§ **MATERIAL FOR THE TASK**
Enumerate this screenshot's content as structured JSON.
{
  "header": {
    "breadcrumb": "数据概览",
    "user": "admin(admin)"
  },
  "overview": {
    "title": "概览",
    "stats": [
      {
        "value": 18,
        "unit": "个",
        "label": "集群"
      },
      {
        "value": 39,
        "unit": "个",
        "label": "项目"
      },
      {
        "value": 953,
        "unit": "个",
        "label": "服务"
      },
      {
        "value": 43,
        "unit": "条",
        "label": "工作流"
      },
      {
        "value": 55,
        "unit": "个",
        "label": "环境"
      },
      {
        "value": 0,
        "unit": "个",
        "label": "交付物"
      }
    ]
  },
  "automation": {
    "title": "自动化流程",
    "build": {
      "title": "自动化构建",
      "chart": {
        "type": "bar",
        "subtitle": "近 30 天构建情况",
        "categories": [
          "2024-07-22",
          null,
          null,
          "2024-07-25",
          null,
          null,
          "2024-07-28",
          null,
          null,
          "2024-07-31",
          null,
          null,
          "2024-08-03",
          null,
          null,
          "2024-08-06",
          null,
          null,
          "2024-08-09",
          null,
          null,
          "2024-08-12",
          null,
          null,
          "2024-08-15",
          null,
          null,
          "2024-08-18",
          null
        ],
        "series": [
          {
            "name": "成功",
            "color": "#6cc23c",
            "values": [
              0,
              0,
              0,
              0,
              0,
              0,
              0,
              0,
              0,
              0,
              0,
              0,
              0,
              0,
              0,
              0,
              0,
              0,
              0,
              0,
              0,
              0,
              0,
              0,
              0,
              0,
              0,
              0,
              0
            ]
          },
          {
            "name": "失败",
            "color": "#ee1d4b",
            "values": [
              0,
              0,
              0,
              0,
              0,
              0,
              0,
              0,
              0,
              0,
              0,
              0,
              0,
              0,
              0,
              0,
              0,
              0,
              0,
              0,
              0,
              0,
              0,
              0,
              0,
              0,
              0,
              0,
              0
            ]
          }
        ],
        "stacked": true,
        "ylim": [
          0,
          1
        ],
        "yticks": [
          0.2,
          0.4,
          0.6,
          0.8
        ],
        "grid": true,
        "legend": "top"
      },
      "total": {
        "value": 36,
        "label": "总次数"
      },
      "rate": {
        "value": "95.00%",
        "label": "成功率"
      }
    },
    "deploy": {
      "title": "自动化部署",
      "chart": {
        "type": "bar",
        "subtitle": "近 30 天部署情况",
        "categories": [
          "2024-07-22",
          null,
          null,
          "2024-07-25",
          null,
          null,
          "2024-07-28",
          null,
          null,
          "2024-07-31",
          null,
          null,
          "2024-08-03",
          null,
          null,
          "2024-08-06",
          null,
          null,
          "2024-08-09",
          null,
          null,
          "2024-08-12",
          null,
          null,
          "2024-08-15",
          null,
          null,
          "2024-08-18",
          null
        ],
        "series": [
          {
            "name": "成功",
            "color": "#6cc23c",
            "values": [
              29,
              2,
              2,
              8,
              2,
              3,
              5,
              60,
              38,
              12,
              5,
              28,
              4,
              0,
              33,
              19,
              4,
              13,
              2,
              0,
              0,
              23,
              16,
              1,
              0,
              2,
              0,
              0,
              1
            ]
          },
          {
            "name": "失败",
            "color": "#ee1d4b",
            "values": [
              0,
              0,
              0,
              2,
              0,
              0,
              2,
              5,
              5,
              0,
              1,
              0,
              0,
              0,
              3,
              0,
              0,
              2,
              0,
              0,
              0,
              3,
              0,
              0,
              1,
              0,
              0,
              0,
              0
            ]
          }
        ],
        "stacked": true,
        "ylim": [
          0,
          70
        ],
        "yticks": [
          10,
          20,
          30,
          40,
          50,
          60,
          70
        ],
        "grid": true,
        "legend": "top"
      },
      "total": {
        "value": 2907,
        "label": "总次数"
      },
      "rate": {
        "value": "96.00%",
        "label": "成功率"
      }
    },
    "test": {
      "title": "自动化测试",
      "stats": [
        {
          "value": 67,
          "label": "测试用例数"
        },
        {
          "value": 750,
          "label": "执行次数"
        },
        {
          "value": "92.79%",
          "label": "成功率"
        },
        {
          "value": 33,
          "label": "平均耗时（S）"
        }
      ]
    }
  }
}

§ **EXERCISE DETAILS**
Please restate the records in full, word for word.

§ **TASK OUTPUT**
Enumerate this screenshot's content as structured JSON.
{
  "header": {
    "breadcrumb": "数据概览",
    "user": "admin(admin)"
  },
  "overview": {
    "title": "概览",
    "stats": [
      {
        "value": 18,
        "unit": "个",
        "label": "集群"
      },
      {
        "value": 39,
        "unit": "个",
        "label": "项目"
      },
      {
        "value": 953,
        "unit": "个",
        "label": "服务"
      },
      {
        "value": 43,
        "unit": "条",
        "label": "工作流"
      },
      {
        "value": 55,
        "unit": "个",
        "label": "环境"
      },
      {
        "value": 0,
        "unit": "个",
        "label": "交付物"
      }
    ]
  },
  "automation": {
    "title": "自动化流程",
    "build": {
      "title": "自动化构建",
      "chart": {
        "type": "bar",
        "subtitle": "近 30 天构建情况",
        "categories": [
          "2024-07-22",
          null,
          null,
          "2024-07-25",
          null,
          null,
          "2024-07-28",
          null,
          null,
          "2024-07-31",
          null,
          null,
          "2024-08-03",
          null,
          null,
          "2024-08-06",
          null,
          null,
          "2024-08-09",
          null,
          null,
          "2024-08-12",
          null,
          null,
          "2024-08-15",
          null,
          null,
          "2024-08-18",
          null
        ],
        "series": [
          {
            "name": "成功",
            "color": "#6cc23c",
            "values": [
              0,
              0,
              0,
              0,
              0,
              0,
              0,
              0,
              0,
              0,
              0,
              0,
              0,
              0,
              0,
              0,
              0,
              0,
              0,
              0,
              0,
              0,
              0,
              0,
              0,
              0,
              0,
              0,
              0
            ]
          },
          {
            "name": "失败",
            "color": "#ee1d4b",
            "values": [
              0,
              0,
              0,
              0,
              0,
              0,
              0,
              0,
              0,
              0,
              0,
              0,
              0,
              0,
              0,
              0,
              0,
              0,
              0,
              0,
              0,
              0,
              0,
              0,
              0,
              0,
              0,
              0,
              0
            ]
          }
        ],
        "stacked": true,
        "ylim": [
          0,
          1
        ],
        "yticks": [
          0.2,
          0.4,
          0.6,
          0.8
        ],
        "grid": true,
        "legend": "top"
      },
      "total": {
        "value": 36,
        "label": "总次数"
      },
      "rate": {
        "value": "95.00%",
        "label": "成功率"
      }
    },
    "deploy": {
      "title": "自动化部署",
      "chart": {
        "type": "bar",
        "subtitle": "近 30 天部署情况",
        "categories": [
          "2024-07-22",
          null,
          null,
          "2024-07-25",
          null,
          null,
          "2024-07-28",
          null,
          null,
          "2024-07-31",
          null,
          null,
          "2024-08-03",
          null,
          null,
          "2024-08-06",
          null,
          null,
          "2024-08-09",
          null,
          null,
          "2024-08-12",
          null,
          null,
          "2024-08-15",
          null,
          null,
          "2024-08-18",
          null
        ],
        "series": [
          {
            "name": "成功",
            "color": "#6cc23c",
            "values": [
              29,
              2,
              2,
              8,
              2,
              3,
              5,
              60,
              38,
              12,
              5,
              28,
              4,
              0,
              33,
              19,
              4,
              13,
              2,
              0,
              0,
              23,
              16,
              1,
              0,
              2,
              0,
              0,
              1
            ]
          },
          {
            "name": "失败",
            "color": "#ee1d4b",
            "values": [
              0,
              0,
              0,
              2,
              0,
              0,
              2,
              5,
              5,
              0,
              1,
              0,
              0,
              0,
              3,
              0,
              0,
              2,
              0,
              0,
              0,
              3,
              0,
              0,
              1,
              0,
              0,
              0,
              0
            ]
          }
        ],
        "stacked": true,
        "ylim": [
          0,
          70
        ],
        "yticks": [
          10,
          20,
          30,
          40,
          50,
          60,
          70
        ],
        "grid": true,
        "legend": "top"
      },
      "total": {
        "value": 2907,
        "label": "总次数"
      },
      "rate": {
        "value": "96.00%",
        "label": "成功率"
      }
    },
    "test": {
      "title": "自动化测试",
      "stats": [
        {
          "value": 67,
          "label": "测试用例数"
        },
        {
          "value": 750,
          "label": "执行次数"
        },
        {
          "value": "92.79%",
          "label": "成功率"
        },
        {
          "value": 33,
          "label": "平均耗时（S）"
        }
      ]
    }
  }
}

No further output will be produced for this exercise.